(Data extracted from a collection)
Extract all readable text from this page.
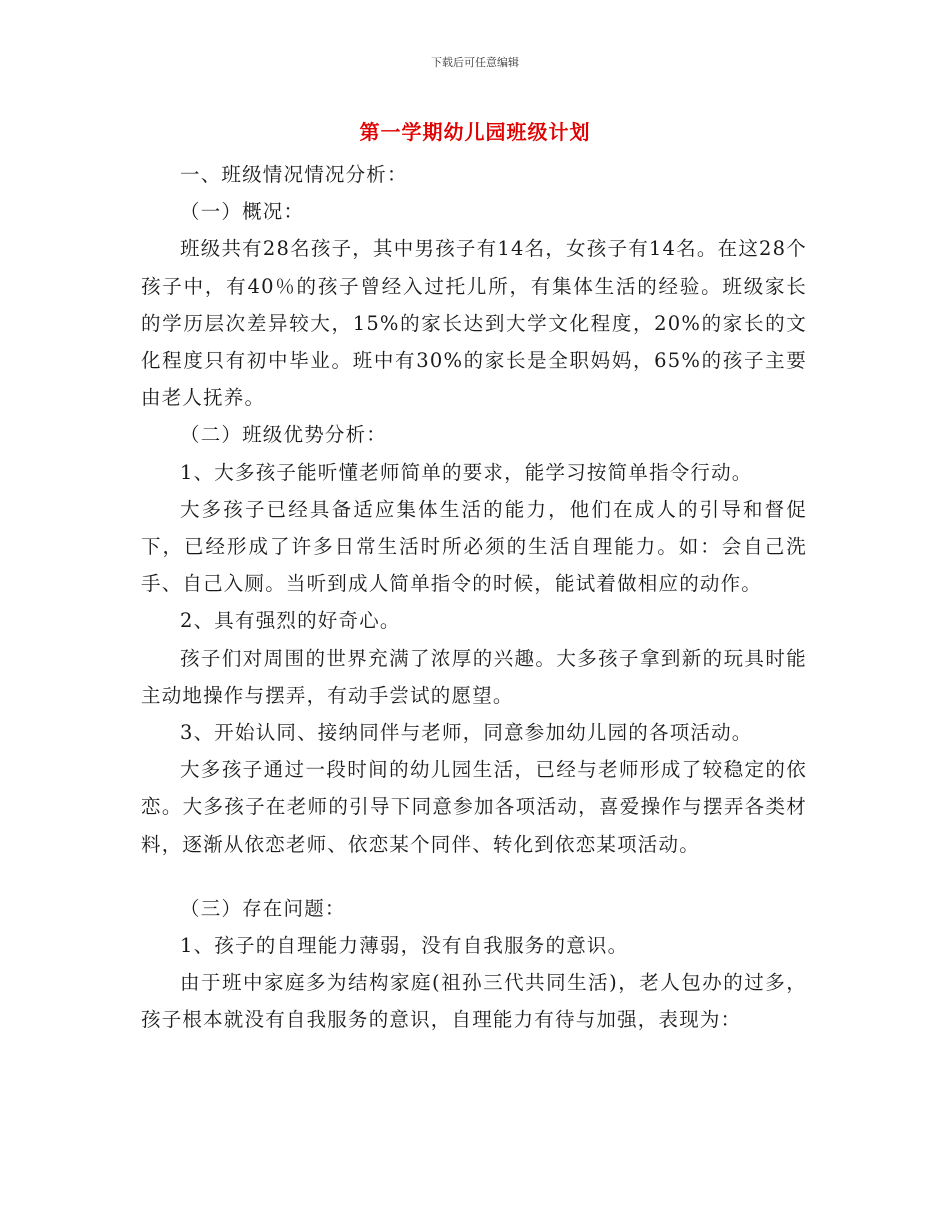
下载后可任意编辑
第一学期幼儿园班级计划

一、班级情况情况分析：

（一）概况：

班级共有28名孩子，其中男孩子有14名，女孩子有14名。在这28个孩子中，有40％的孩子曾经入过托儿所，有集体生活的经验。班级家长的学历层次差异较大，15%的家长达到大学文化程度，20%的家长的文化程度只有初中毕业。班中有30%的家长是全职妈妈，65%的孩子主要由老人抚养。

（二）班级优势分析：

1、大多孩子能听懂老师简单的要求，能学习按简单指令行动。

大多孩子已经具备适应集体生活的能力，他们在成人的引导和督促下，已经形成了许多日常生活时所必须的生活自理能力。如：会自己洗手、自己入厕。当听到成人简单指令的时候，能试着做相应的动作。

2、具有强烈的好奇心。

孩子们对周围的世界充满了浓厚的兴趣。大多孩子拿到新的玩具时能主动地操作与摆弄，有动手尝试的愿望。

3、开始认同、接纳同伴与老师，同意参加幼儿园的各项活动。

大多孩子通过一段时间的幼儿园生活，已经与老师形成了较稳定的依恋。大多孩子在老师的引导下同意参加各项活动，喜爱操作与摆弄各类材料，逐渐从依恋老师、依恋某个同伴、转化到依恋某项活动。

（三）存在问题：

1、孩子的自理能力薄弱，没有自我服务的意识。

由于班中家庭多为结构家庭(祖孙三代共同生活)，老人包办的过多，孩子根本就没有自我服务的意识，自理能力有待与加强，表现为：
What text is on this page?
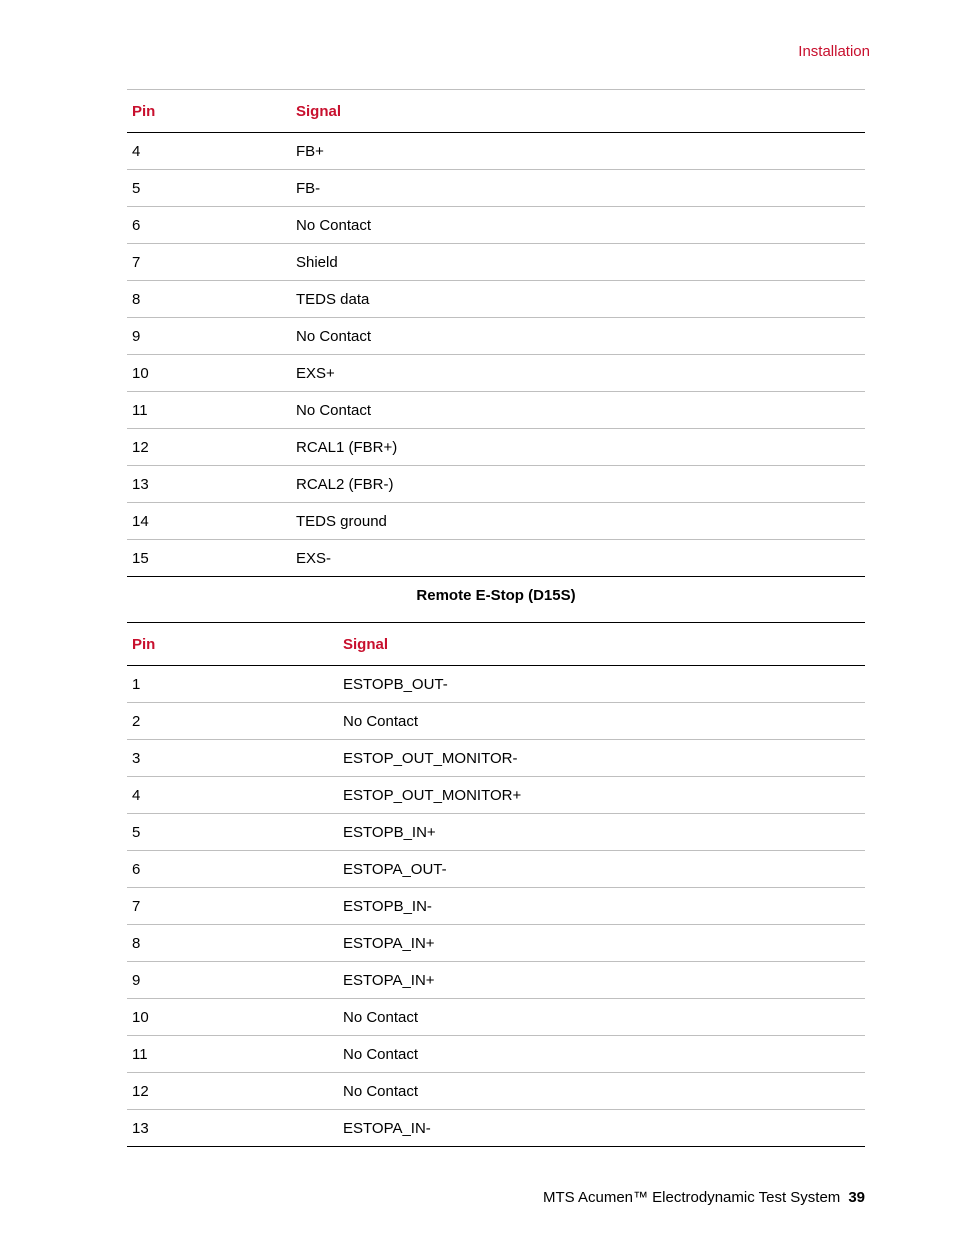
Installation
Pin	Signal
4	FB+
5	FB-
6	No Contact
7	Shield
8	TEDS data
9	No Contact
10	EXS+
11	No Contact
12	RCAL1 (FBR+)
13	RCAL2 (FBR-)
14	TEDS ground
15	EXS-
Remote E-Stop (D15S)
Pin	Signal
1	ESTOPB_OUT-
2	No Contact
3	ESTOP_OUT_MONITOR-
4	ESTOP_OUT_MONITOR+
5	ESTOPB_IN+
6	ESTOPA_OUT-
7	ESTOPB_IN-
8	ESTOPA_IN+
9	ESTOPA_IN+
10	No Contact
11	No Contact
12	No Contact
13	ESTOPA_IN-
MTS Acumen™ Electrodynamic Test System 39
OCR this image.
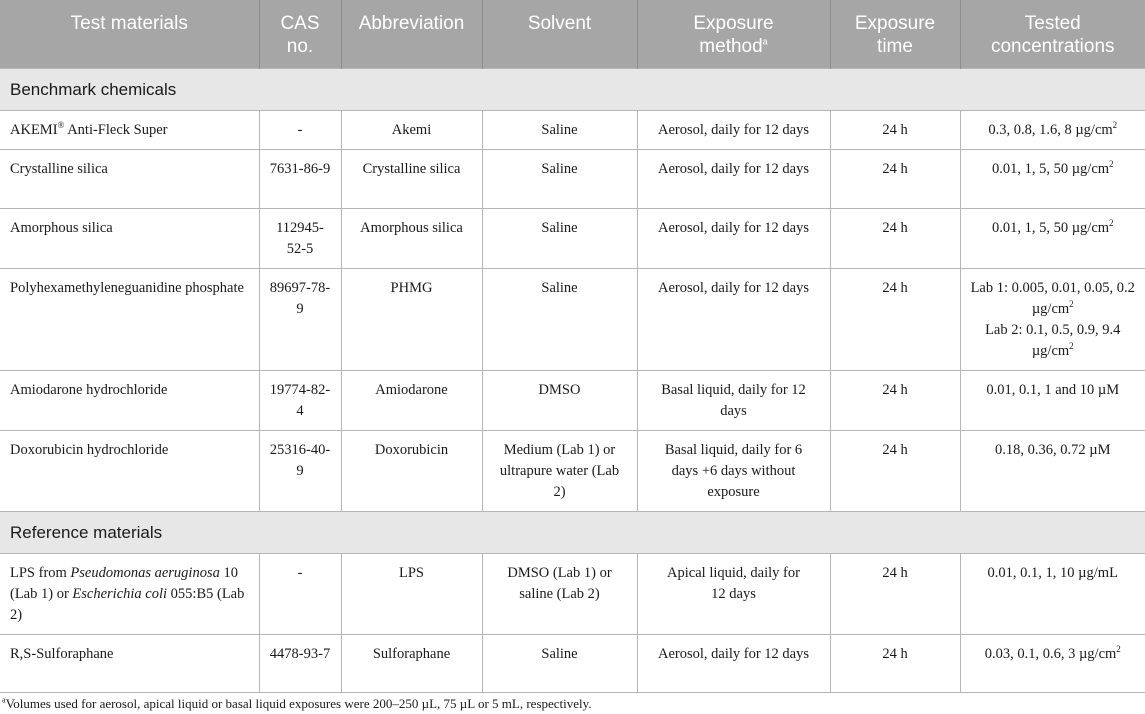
Test materials	CAS no.	Abbreviation	Solvent	Exposure method$^a$	Exposure time	Tested concentrations
Benchmark chemicals						
AKEMI® Anti-Fleck Super	-	Akemi	Saline	Aerosol, daily for 12 days	24 h	0.3, 0.8, 1.6, 8 $\mu g/cm^2$
Crystalline silica	7631-86-9	Crystalline silica	Saline	Aerosol, daily for 12 days	24 h	0.01, 1, 5, 50 $\mu g/cm^2$
Amorphous silica	112945-52-5	Amorphous silica	Saline	Aerosol, daily for 12 days	24 h	0.01, 1, 5, 50 $\mu g/cm^2$
Polyhexamethyleneguanidine phosphate	89697-78-9	PHMG	Saline	Aerosol, daily for 12 days	24 h	Lab 1: 0.005, 0.01, 0.05, 0.2 $\mu g/cm^2$
Lab 2: 0.1, 0.5, 0.9, 9.4 $\mu g/cm^2$

Amiodarone hydrochloride	19774-82-4	Amiodarone	DMSO	Basal liquid, daily for 12 days	24 h	0.01, 0.1, 1 and 10 µM
Doxorubicin hydrochloride	25316-40-9	Doxorubicin	Medium (Lab 1) or ultrapure water (Lab 2)	Basal liquid, daily for 6 days +6 days without exposure	24 h	0.18, 0.36, 0.72 µM
Reference materials						
LPS from Pseudomonas aeruginosa 10 (Lab 1) or Escherichia coli 055:B5 (Lab 2)	-	LPS	DMSO (Lab 1) or saline (Lab 2)	Apical liquid, daily for 12 days	24 h	0.01, 0.1, 1, 10 µg/mL
R,S-Sulforaphane	4478-93-7	Sulforaphane	Saline	Aerosol, daily for 12 days	24 h	0.03, 0.1, 0.6, 3 $\mu g/cm^2$
$^a$Volumes used for aerosol, apical liquid or basal liquid exposures were 200–250 µL, 75 µL or 5 mL, respectively.
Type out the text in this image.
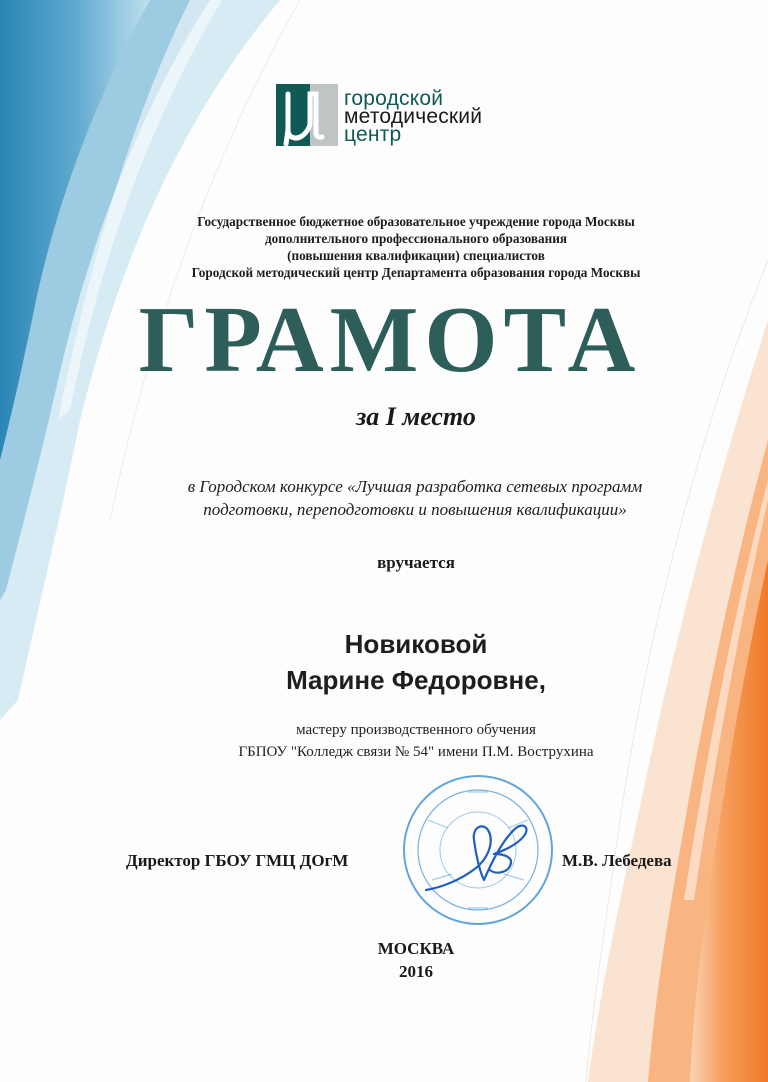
городской
методический
центр
Государственное бюджетное образовательное учреждение города Москвы
дополнительного профессионального образования
(повышения квалификации) специалистов
Городской методический центр Департамента образования города Москвы
ГРАМОТА
за I место
в Городском конкурсе «Лучшая разработка сетевых программ
подготовки, переподготовки и повышения квалификации»
вручается
Новиковой
Марине Федоровне,
мастеру производственного обучения
ГБПОУ "Колледж связи № 54" имени П.М. Вострухина
Директор ГБОУ ГМЦ ДОгМ	М.В. Лебедева
МОСКВА
2016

(Your instructions): Without including any picture, retype the entries exactly.

(Result below):
Extract all readable text from this page.
下载后可任意编辑
第一学期幼儿园班级计划

一、班级情况情况分析：

（一）概况：

班级共有28名孩子，其中男孩子有14名，女孩子有14名。在这28个孩子中，有40％的孩子曾经入过托儿所，有集体生活的经验。班级家长的学历层次差异较大，15%的家长达到大学文化程度，20%的家长的文化程度只有初中毕业。班中有30%的家长是全职妈妈，65%的孩子主要由老人抚养。

（二）班级优势分析：

1、大多孩子能听懂老师简单的要求，能学习按简单指令行动。

大多孩子已经具备适应集体生活的能力，他们在成人的引导和督促下，已经形成了许多日常生活时所必须的生活自理能力。如：会自己洗手、自己入厕。当听到成人简单指令的时候，能试着做相应的动作。

2、具有强烈的好奇心。

孩子们对周围的世界充满了浓厚的兴趣。大多孩子拿到新的玩具时能主动地操作与摆弄，有动手尝试的愿望。

3、开始认同、接纳同伴与老师，同意参加幼儿园的各项活动。

大多孩子通过一段时间的幼儿园生活，已经与老师形成了较稳定的依恋。大多孩子在老师的引导下同意参加各项活动，喜爱操作与摆弄各类材料，逐渐从依恋老师、依恋某个同伴、转化到依恋某项活动。

（三）存在问题：

1、孩子的自理能力薄弱，没有自我服务的意识。

由于班中家庭多为结构家庭(祖孙三代共同生活)，老人包办的过多，孩子根本就没有自我服务的意识，自理能力有待与加强，表现为：
What text is on this page?
Installation
Pin	Signal
4	FB+
5	FB-
6	No Contact
7	Shield
8	TEDS data
9	No Contact
10	EXS+
11	No Contact
12	RCAL1 (FBR+)
13	RCAL2 (FBR-)
14	TEDS ground
15	EXS-
Remote E-Stop (D15S)
Pin	Signal
1	ESTOPB_OUT-
2	No Contact
3	ESTOP_OUT_MONITOR-
4	ESTOP_OUT_MONITOR+
5	ESTOPB_IN+
6	ESTOPA_OUT-
7	ESTOPB_IN-
8	ESTOPA_IN+
9	ESTOPA_IN+
10	No Contact
11	No Contact
12	No Contact
13	ESTOPA_IN-
MTS Acumen™ Electrodynamic Test System 39
OCR this image.
Test materials	CAS no.	Abbreviation	Solvent	Exposure method$^a$	Exposure time	Tested concentrations
Benchmark chemicals						
AKEMI® Anti-Fleck Super	-	Akemi	Saline	Aerosol, daily for 12 days	24 h	0.3, 0.8, 1.6, 8 $\mu g/cm^2$
Crystalline silica	7631-86-9	Crystalline silica	Saline	Aerosol, daily for 12 days	24 h	0.01, 1, 5, 50 $\mu g/cm^2$
Amorphous silica	112945-52-5	Amorphous silica	Saline	Aerosol, daily for 12 days	24 h	0.01, 1, 5, 50 $\mu g/cm^2$
Polyhexamethyleneguanidine phosphate	89697-78-9	PHMG	Saline	Aerosol, daily for 12 days	24 h	Lab 1: 0.005, 0.01, 0.05, 0.2 $\mu g/cm^2$
Lab 2: 0.1, 0.5, 0.9, 9.4 $\mu g/cm^2$

Amiodarone hydrochloride	19774-82-4	Amiodarone	DMSO	Basal liquid, daily for 12 days	24 h	0.01, 0.1, 1 and 10 µM
Doxorubicin hydrochloride	25316-40-9	Doxorubicin	Medium (Lab 1) or ultrapure water (Lab 2)	Basal liquid, daily for 6 days +6 days without exposure	24 h	0.18, 0.36, 0.72 µM
Reference materials						
LPS from Pseudomonas aeruginosa 10 (Lab 1) or Escherichia coli 055:B5 (Lab 2)	-	LPS	DMSO (Lab 1) or saline (Lab 2)	Apical liquid, daily for 12 days	24 h	0.01, 0.1, 1, 10 µg/mL
R,S-Sulforaphane	4478-93-7	Sulforaphane	Saline	Aerosol, daily for 12 days	24 h	0.03, 0.1, 0.6, 3 $\mu g/cm^2$
$^a$Volumes used for aerosol, apical liquid or basal liquid exposures were 200–250 µL, 75 µL or 5 mL, respectively.
Type out the text in this image.
городской
методический
центр
Государственное бюджетное образовательное учреждение города Москвы
дополнительного профессионального образования
(повышения квалификации) специалистов
Городской методический центр Департамента образования города Москвы
ГРАМОТА
за I место
в Городском конкурсе «Лучшая разработка сетевых программ
подготовки, переподготовки и повышения квалификации»
вручается
Новиковой
Марине Федоровне,
мастеру производственного обучения
ГБПОУ "Колледж связи № 54" имени П.М. Вострухина
Директор ГБОУ ГМЦ ДОгМ	М.В. Лебедева
МОСКВА
2016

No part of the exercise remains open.